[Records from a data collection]
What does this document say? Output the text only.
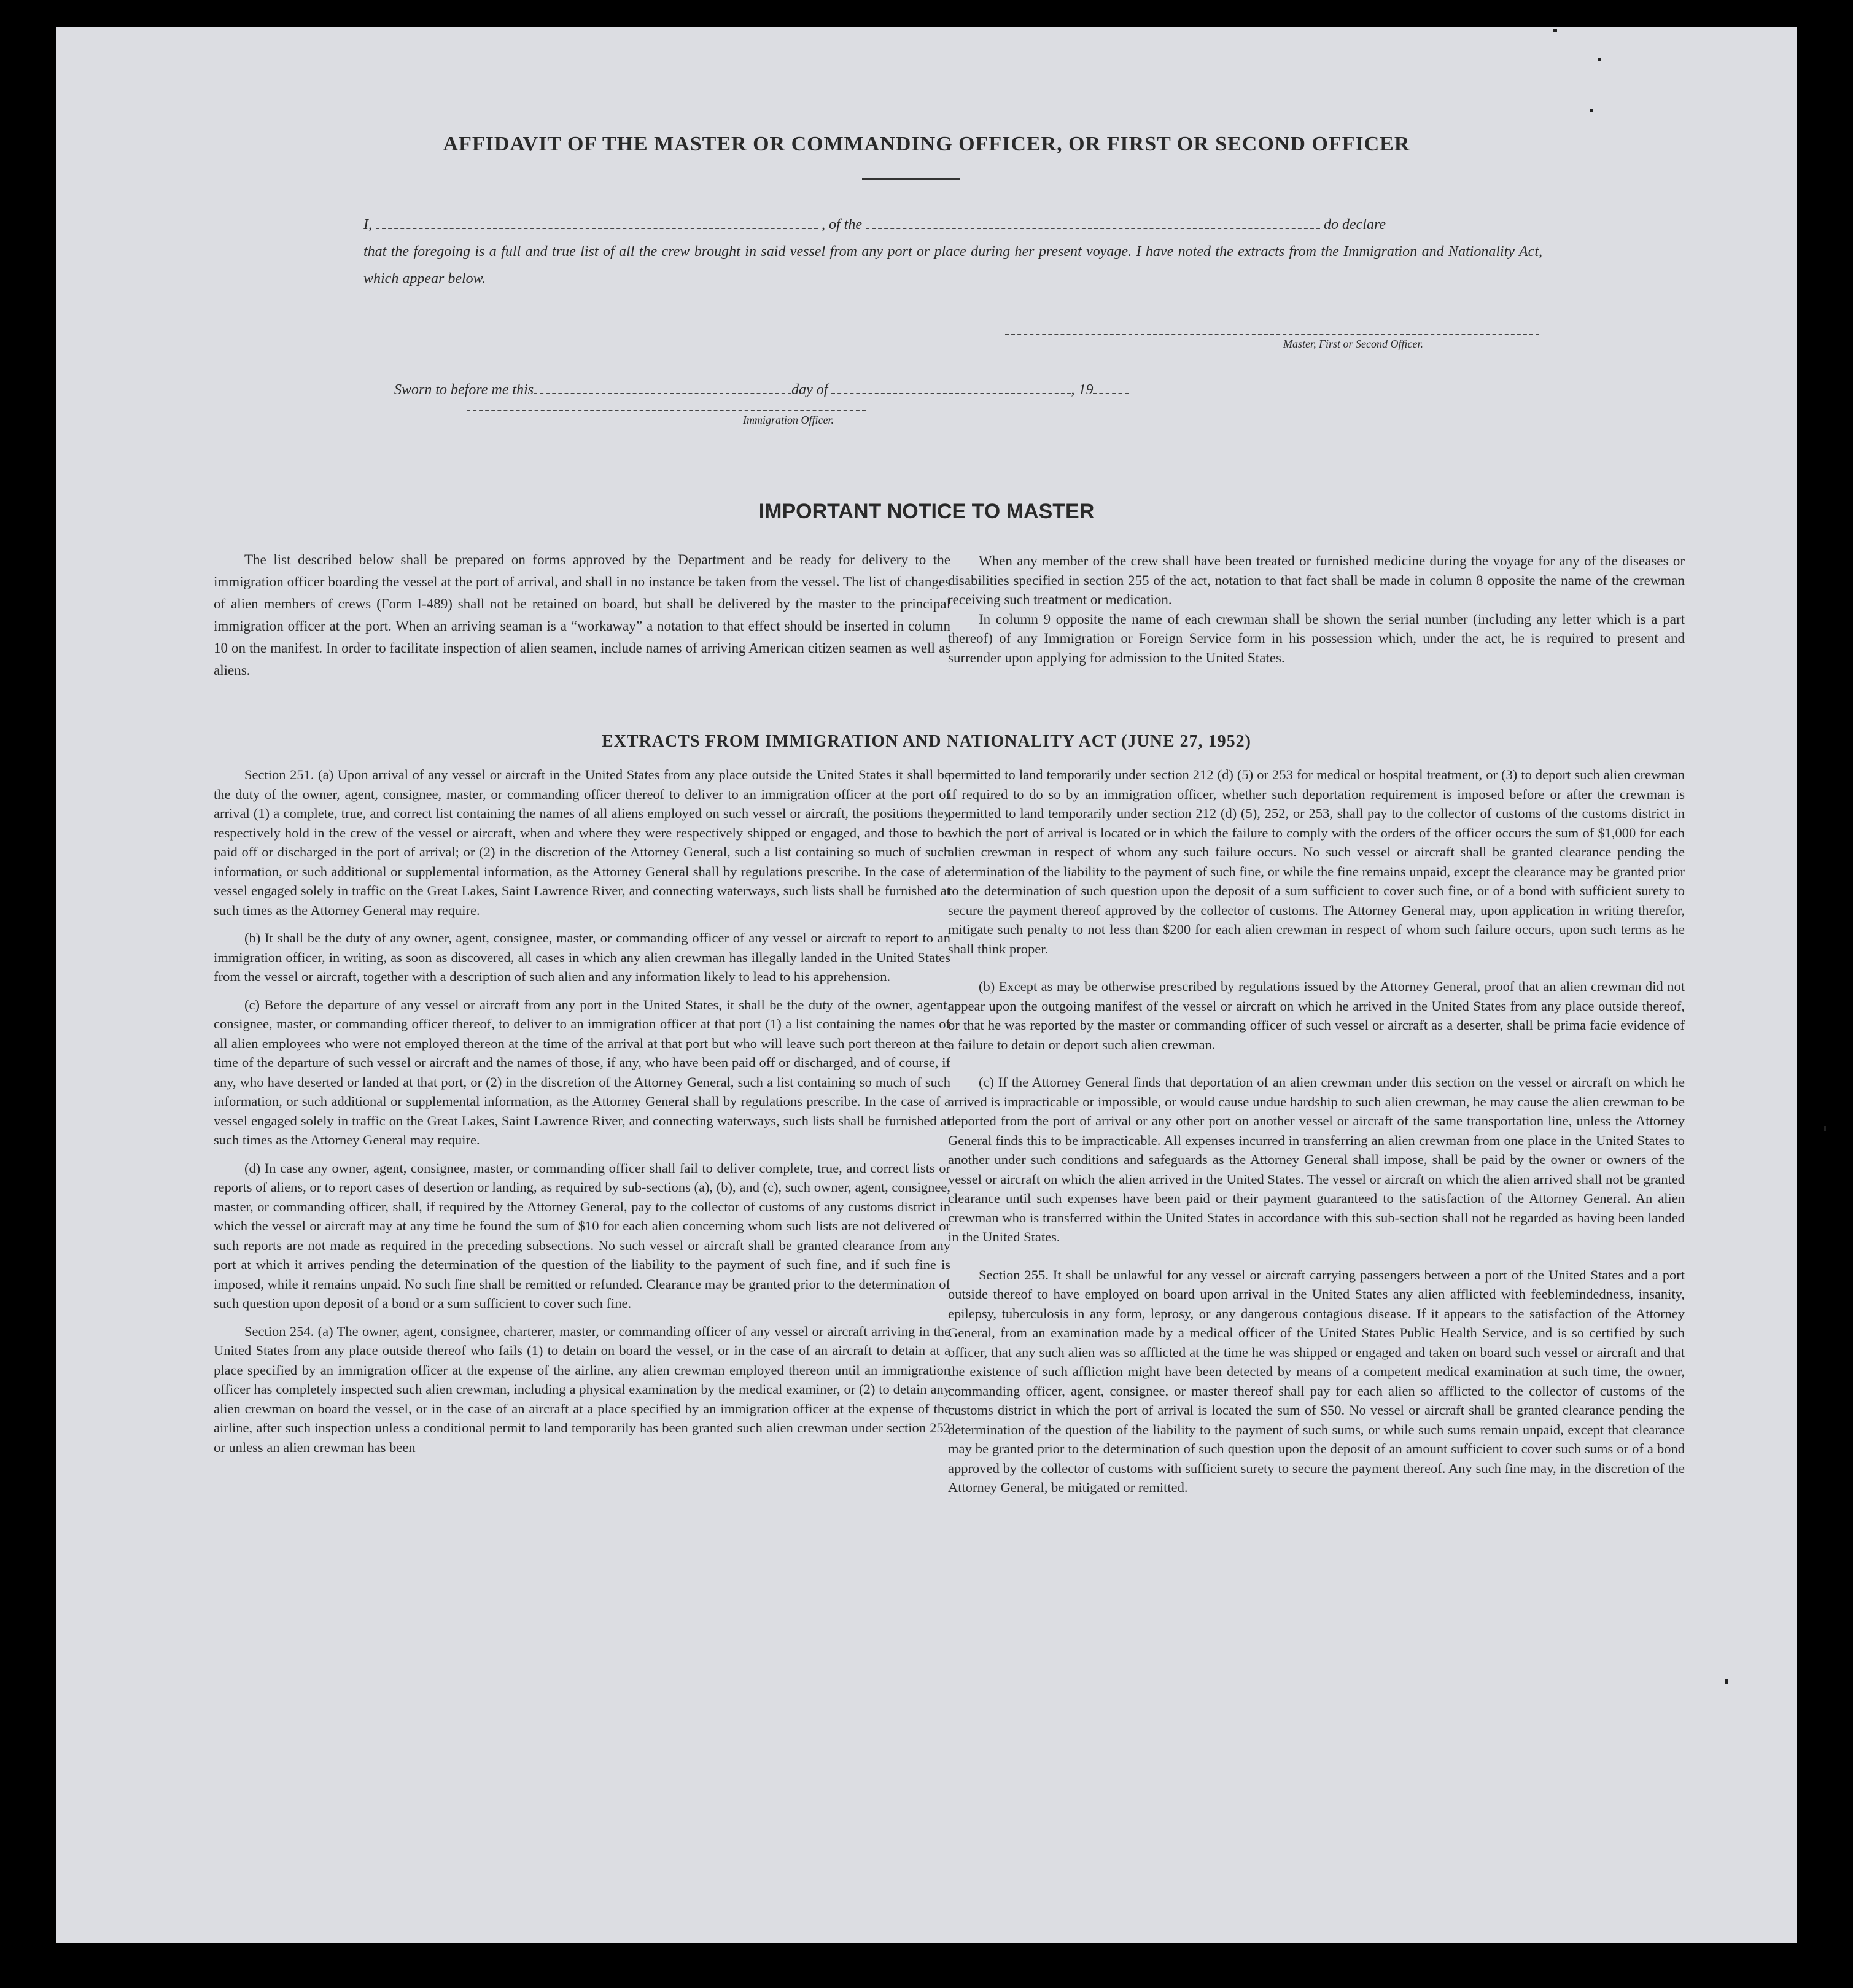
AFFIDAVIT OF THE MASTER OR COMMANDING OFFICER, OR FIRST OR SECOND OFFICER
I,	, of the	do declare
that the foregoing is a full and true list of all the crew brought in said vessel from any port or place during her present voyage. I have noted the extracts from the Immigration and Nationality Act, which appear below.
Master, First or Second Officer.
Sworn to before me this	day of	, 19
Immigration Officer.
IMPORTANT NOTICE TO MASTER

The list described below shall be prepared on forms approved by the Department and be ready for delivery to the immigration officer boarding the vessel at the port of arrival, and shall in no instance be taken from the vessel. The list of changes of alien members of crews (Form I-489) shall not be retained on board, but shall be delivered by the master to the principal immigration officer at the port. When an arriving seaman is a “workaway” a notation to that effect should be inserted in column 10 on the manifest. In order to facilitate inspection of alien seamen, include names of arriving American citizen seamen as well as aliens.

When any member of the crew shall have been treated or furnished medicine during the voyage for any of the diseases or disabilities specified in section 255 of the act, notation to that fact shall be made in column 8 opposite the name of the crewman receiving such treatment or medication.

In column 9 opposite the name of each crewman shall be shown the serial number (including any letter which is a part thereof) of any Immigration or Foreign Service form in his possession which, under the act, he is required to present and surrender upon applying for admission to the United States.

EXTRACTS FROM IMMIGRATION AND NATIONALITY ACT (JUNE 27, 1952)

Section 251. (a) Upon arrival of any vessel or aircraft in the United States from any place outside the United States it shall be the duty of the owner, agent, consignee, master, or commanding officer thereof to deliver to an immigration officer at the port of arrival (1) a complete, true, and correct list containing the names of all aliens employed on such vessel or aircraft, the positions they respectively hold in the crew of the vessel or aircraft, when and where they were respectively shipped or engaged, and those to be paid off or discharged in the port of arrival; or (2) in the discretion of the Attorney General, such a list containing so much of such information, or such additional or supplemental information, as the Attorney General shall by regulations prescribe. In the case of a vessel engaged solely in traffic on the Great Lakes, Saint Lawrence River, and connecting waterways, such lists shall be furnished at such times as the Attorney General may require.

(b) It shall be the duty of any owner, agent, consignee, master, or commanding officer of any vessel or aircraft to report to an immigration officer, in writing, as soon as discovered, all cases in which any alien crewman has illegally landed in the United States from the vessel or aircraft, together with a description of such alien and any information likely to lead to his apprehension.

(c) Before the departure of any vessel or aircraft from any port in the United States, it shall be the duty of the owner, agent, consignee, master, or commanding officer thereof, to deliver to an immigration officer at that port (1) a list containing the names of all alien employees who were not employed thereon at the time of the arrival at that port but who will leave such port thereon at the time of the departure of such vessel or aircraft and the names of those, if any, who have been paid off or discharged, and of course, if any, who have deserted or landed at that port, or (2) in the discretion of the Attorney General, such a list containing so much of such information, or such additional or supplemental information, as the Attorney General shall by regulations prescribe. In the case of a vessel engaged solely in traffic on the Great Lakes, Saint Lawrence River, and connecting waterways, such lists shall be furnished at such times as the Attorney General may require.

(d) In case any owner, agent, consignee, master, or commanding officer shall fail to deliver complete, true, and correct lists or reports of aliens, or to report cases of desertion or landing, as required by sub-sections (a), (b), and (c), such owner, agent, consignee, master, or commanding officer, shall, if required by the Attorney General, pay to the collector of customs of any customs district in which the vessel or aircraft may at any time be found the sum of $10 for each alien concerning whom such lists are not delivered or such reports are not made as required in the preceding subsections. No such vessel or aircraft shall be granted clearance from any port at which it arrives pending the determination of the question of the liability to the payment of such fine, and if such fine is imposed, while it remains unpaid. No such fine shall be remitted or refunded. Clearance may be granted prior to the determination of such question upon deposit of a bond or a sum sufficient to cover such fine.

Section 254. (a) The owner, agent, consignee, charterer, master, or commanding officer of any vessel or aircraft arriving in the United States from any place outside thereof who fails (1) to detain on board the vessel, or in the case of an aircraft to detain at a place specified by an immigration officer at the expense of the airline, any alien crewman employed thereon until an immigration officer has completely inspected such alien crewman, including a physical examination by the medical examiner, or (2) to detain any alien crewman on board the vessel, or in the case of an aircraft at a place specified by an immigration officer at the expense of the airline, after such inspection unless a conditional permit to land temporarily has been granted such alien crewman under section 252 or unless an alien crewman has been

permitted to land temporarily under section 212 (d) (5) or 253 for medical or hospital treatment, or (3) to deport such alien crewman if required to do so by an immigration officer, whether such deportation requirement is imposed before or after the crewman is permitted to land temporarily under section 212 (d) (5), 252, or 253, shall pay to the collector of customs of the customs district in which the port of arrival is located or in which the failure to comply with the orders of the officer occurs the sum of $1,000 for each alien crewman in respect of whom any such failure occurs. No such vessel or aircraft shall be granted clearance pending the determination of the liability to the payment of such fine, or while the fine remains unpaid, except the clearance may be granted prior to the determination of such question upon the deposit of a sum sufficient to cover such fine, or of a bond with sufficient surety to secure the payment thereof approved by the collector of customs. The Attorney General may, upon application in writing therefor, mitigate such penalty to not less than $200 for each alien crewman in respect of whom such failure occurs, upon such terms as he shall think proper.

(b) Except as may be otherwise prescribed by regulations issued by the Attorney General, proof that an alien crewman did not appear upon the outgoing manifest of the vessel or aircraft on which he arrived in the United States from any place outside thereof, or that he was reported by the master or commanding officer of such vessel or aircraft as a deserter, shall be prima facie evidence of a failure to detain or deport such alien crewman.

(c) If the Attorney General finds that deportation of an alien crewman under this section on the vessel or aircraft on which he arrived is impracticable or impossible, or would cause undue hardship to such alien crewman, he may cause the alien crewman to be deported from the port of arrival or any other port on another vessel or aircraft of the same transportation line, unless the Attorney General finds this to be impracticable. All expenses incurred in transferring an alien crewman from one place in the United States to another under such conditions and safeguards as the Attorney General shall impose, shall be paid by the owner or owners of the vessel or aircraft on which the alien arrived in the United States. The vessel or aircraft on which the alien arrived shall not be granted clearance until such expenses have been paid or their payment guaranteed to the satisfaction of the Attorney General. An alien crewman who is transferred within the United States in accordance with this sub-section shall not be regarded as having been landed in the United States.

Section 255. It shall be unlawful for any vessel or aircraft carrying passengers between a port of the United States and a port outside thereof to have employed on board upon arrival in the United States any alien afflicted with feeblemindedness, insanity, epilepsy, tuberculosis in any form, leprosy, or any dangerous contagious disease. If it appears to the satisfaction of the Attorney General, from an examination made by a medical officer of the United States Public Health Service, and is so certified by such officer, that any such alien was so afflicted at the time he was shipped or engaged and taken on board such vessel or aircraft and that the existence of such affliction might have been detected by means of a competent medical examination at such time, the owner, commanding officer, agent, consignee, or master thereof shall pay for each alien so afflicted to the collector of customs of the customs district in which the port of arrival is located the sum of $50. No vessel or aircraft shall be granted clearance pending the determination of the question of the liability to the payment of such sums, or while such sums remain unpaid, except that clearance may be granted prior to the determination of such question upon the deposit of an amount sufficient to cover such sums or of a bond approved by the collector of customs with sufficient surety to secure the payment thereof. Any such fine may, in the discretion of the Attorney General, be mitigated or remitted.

--

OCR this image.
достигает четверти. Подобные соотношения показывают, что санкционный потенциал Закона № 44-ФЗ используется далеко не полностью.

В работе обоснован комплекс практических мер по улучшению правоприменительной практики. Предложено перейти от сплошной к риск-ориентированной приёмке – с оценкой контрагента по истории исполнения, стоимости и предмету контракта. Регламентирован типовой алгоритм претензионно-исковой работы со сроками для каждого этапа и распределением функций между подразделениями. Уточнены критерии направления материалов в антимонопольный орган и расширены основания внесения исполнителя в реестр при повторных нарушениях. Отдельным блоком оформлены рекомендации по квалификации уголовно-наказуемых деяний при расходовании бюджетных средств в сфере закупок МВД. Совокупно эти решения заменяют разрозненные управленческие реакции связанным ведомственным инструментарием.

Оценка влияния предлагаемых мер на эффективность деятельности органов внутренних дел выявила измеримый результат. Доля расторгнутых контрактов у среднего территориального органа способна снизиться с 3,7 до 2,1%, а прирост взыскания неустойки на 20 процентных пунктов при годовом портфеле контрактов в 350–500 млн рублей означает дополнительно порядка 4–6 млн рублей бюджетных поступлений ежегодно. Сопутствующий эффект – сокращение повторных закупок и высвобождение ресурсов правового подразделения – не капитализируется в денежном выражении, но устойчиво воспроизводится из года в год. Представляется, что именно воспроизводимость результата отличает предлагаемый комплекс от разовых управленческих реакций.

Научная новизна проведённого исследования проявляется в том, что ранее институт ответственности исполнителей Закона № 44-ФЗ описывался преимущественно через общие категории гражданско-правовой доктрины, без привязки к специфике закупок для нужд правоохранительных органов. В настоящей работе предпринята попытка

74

* * *

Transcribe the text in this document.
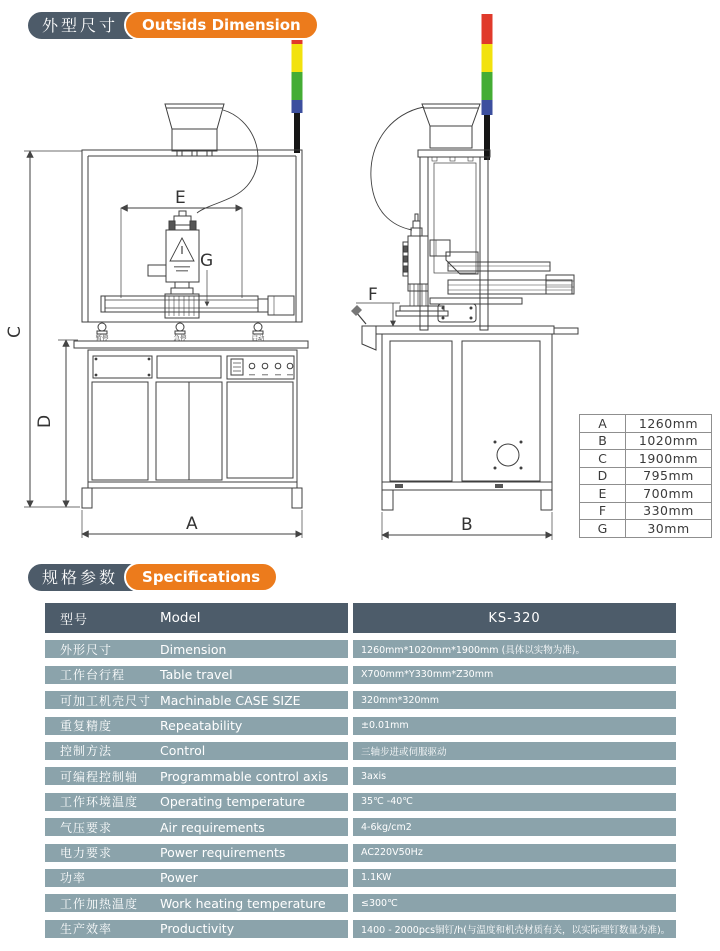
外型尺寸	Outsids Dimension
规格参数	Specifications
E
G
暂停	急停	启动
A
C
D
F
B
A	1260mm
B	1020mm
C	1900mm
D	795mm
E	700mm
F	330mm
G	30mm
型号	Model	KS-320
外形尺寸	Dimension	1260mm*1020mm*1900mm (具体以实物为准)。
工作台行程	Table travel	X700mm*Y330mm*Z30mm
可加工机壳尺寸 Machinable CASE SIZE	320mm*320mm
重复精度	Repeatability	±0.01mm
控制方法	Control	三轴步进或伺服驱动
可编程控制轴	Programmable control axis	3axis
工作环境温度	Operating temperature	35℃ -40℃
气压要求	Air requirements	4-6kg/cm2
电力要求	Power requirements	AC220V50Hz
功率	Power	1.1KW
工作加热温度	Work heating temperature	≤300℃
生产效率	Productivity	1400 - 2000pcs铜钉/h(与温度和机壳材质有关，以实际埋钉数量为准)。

- [Requirement] Identify and copy the lines holding the word "deportation".

- [Task result]
permitted to land temporarily under section 212 (d) (5) or 253 for medical or hospital treatment, or (3) to deport such alien crewman if required to do so by an immigration officer, whether such deportation requirement is imposed before or after the crewman is permitted to land temporarily under section 212 (d) (5), 252, or 253, shall pay to the collector of customs of the customs district in which the port of arrival is located or in which the failure to comply with the orders of the officer occurs the sum of $1,000 for each alien crewman in respect of whom any such failure occurs. No such vessel or aircraft shall be granted clearance pending the determination of the liability to the payment of such fine, or while the fine remains unpaid, except the clearance may be granted prior to the determination of such question upon the deposit of a sum sufficient to cover such fine, or of a bond with sufficient surety to secure the payment thereof approved by the collector of customs. The Attorney General may, upon application in writing therefor, mitigate such penalty to not less than $200 for each alien crewman in respect of whom such failure occurs, upon such terms as he shall think proper.
(c) If the Attorney General finds that deportation of an alien crewman under this section on the vessel or aircraft on which he arrived is impracticable or impossible, or would cause undue hardship to such alien crewman, he may cause the alien crewman to be deported from the port of arrival or any other port on another vessel or aircraft of the same transportation line, unless the Attorney General finds this to be impracticable. All expenses incurred in transferring an alien crewman from one place in the United States to another under such conditions and safeguards as the Attorney General shall impose, shall be paid by the owner or owners of the vessel or aircraft on which the alien arrived in the United States. The vessel or aircraft on which the alien arrived shall not be granted clearance until such expenses have been paid or their payment guaranteed to the satisfaction of the Attorney General. An alien crewman who is transferred within the United States in accordance with this sub-section shall not be regarded as having been landed in the United States.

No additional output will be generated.